DIRECTIONS FOR THIS TASK – Copy, in full, each line of the material that holds the word "page".

<<<<

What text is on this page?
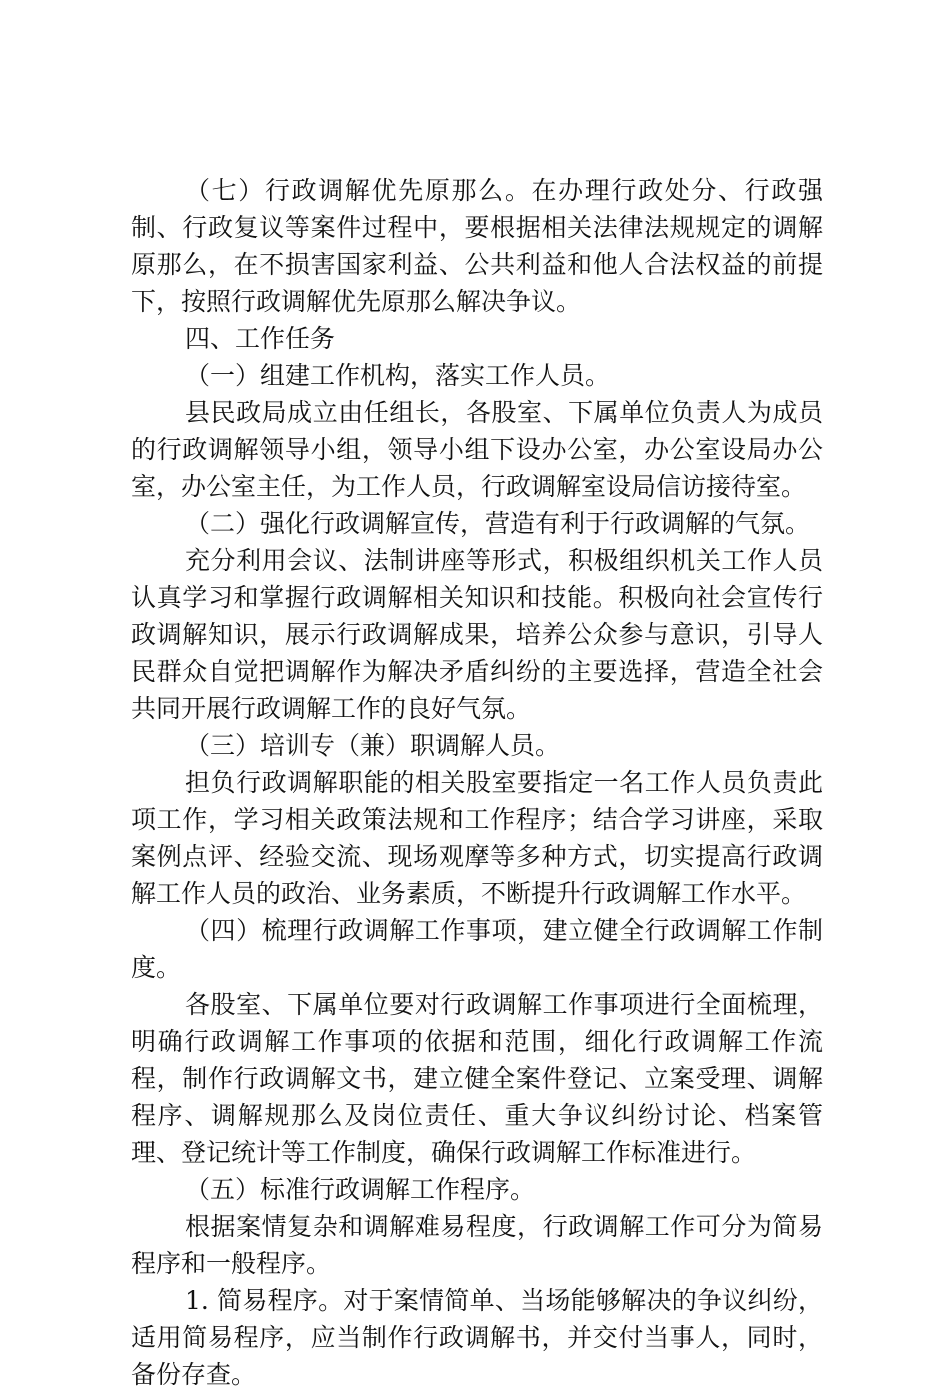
（七）行政调解优先原那么。在办理行政处分、行政强制、行政复议等案件过程中，要根据相关法律法规规定的调解原那么，在不损害国家利益、公共利益和他人合法权益的前提下，按照行政调解优先原那么解决争议。

四、工作任务

（一）组建工作机构，落实工作人员。

县民政局成立由任组长，各股室、下属单位负责人为成员的行政调解领导小组，领导小组下设办公室，办公室设局办公室，办公室主任，为工作人员，行政调解室设局信访接待室。

（二）强化行政调解宣传，营造有利于行政调解的气氛。

充分利用会议、法制讲座等形式，积极组织机关工作人员认真学习和掌握行政调解相关知识和技能。积极向社会宣传行政调解知识，展示行政调解成果，培养公众参与意识，引导人民群众自觉把调解作为解决矛盾纠纷的主要选择，营造全社会共同开展行政调解工作的良好气氛。

（三）培训专（兼）职调解人员。

担负行政调解职能的相关股室要指定一名工作人员负责此项工作，学习相关政策法规和工作程序；结合学习讲座，采取案例点评、经验交流、现场观摩等多种方式，切实提高行政调解工作人员的政治、业务素质，不断提升行政调解工作水平。

（四）梳理行政调解工作事项，建立健全行政调解工作制度。

各股室、下属单位要对行政调解工作事项进行全面梳理，明确行政调解工作事项的依据和范围，细化行政调解工作流程，制作行政调解文书，建立健全案件登记、立案受理、调解程序、调解规那么及岗位责任、重大争议纠纷讨论、档案管理、登记统计等工作制度，确保行政调解工作标准进行。

（五）标准行政调解工作程序。

根据案情复杂和调解难易程度，行政调解工作可分为简易程序和一般程序。

1. 简易程序。对于案情简单、当场能够解决的争议纠纷，适用简易程序，应当制作行政调解书，并交付当事人，同时，备份存查。
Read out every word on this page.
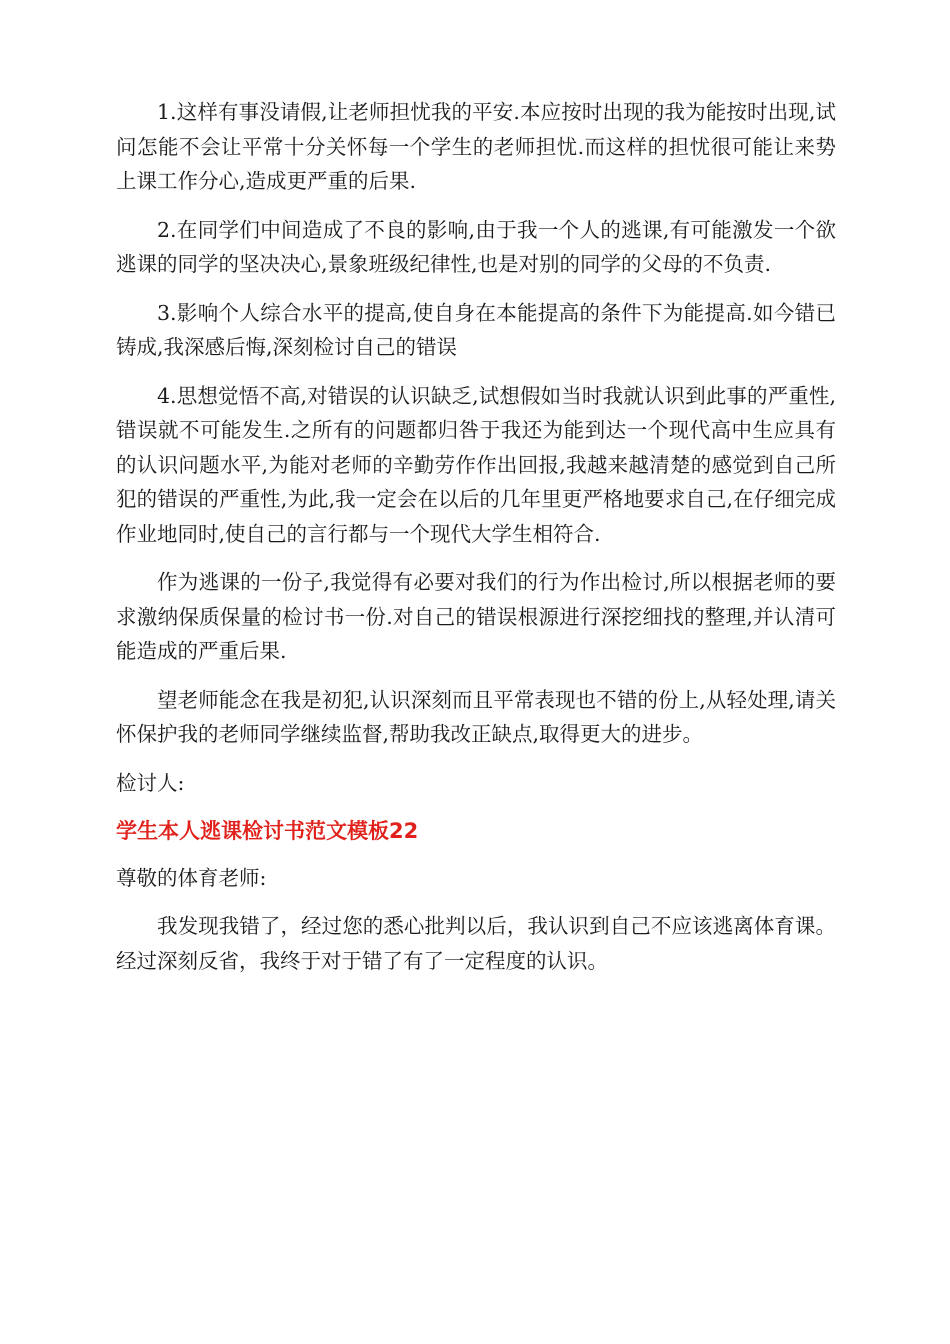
1.这样有事没请假,让老师担忧我的平安.本应按时出现的我为能按时出现,试问怎能不会让平常十分关怀每一个学生的老师担忧.而这样的担忧很可能让来势上课工作分心,造成更严重的后果.

2.在同学们中间造成了不良的影响,由于我一个人的逃课,有可能激发一个欲逃课的同学的坚决决心,景象班级纪律性,也是对别的同学的父母的不负责.

3.影响个人综合水平的提高,使自身在本能提高的条件下为能提高.如今错已铸成,我深感后悔,深刻检讨自己的错误

4.思想觉悟不高,对错误的认识缺乏,试想假如当时我就认识到此事的严重性,错误就不可能发生.之所有的问题都归咎于我还为能到达一个现代高中生应具有的认识问题水平,为能对老师的辛勤劳作作出回报,我越来越清楚的感觉到自己所犯的错误的严重性,为此,我一定会在以后的几年里更严格地要求自己,在仔细完成作业地同时,使自己的言行都与一个现代大学生相符合.

作为逃课的一份子,我觉得有必要对我们的行为作出检讨,所以根据老师的要求激纳保质保量的检讨书一份.对自己的错误根源进行深挖细找的整理,并认清可能造成的严重后果.

望老师能念在我是初犯,认识深刻而且平常表现也不错的份上,从轻处理,请关怀保护我的老师同学继续监督,帮助我改正缺点,取得更大的进步。

检讨人:

学生本人逃课检讨书范文模板22

尊敬的体育老师:

我发现我错了，经过您的悉心批判以后，我认识到自己不应该逃离体育课。经过深刻反省，我终于对于错了有了一定程度的认识。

>>>>

FINISHED ANSWER –
What text is on this page?
Read out every word on this page.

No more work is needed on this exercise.